PROBLEM DETAILS >> Copy every entry word for word. Skip the pictures.

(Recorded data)
——
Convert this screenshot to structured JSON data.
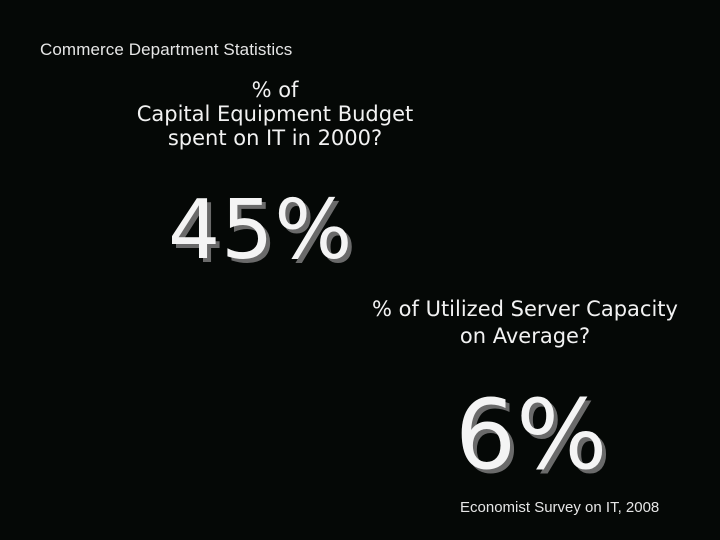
{
  "slide": {
    "heading": "Commerce Department Statistics",
    "question_1": {
      "lines": [
        "% of",
        "Capital Equipment Budget",
        "spent on IT in 2000?"
      ]
    },
    "answer_1": "45%",
    "question_2": {
      "lines": [
        "% of Utilized Server Capacity",
        "on Average?"
      ]
    },
    "answer_2": "6%",
    "source": "Economist Survey on IT, 2008"
  },
  "colors": {
    "background": "#050806",
    "text": "#f2f2f2",
    "number_shadow": "#6a6a6a"
  }
}
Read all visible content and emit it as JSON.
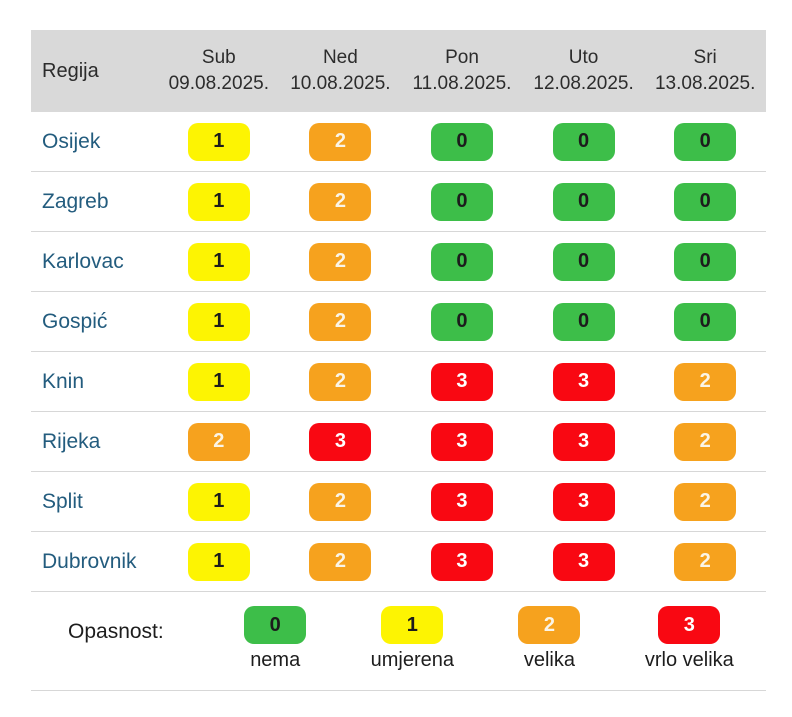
——
COMPLETE RESPONSE >>
Convert this screenshot to structured JSON data.
{
  "slide": {
    "heading": "Commerce Department Statistics",
    "question_1": {
      "lines": [
        "% of",
        "Capital Equipment Budget",
        "spent on IT in 2000?"
      ]
    },
    "answer_1": "45%",
    "question_2": {
      "lines": [
        "% of Utilized Server Capacity",
        "on Average?"
      ]
    },
    "answer_2": "6%",
    "source": "Economist Survey on IT, 2008"
  },
  "colors": {
    "background": "#050806",
    "text": "#f2f2f2",
    "number_shadow": "#6a6a6a"
  }
}
Read all visible content and emit it as JSON.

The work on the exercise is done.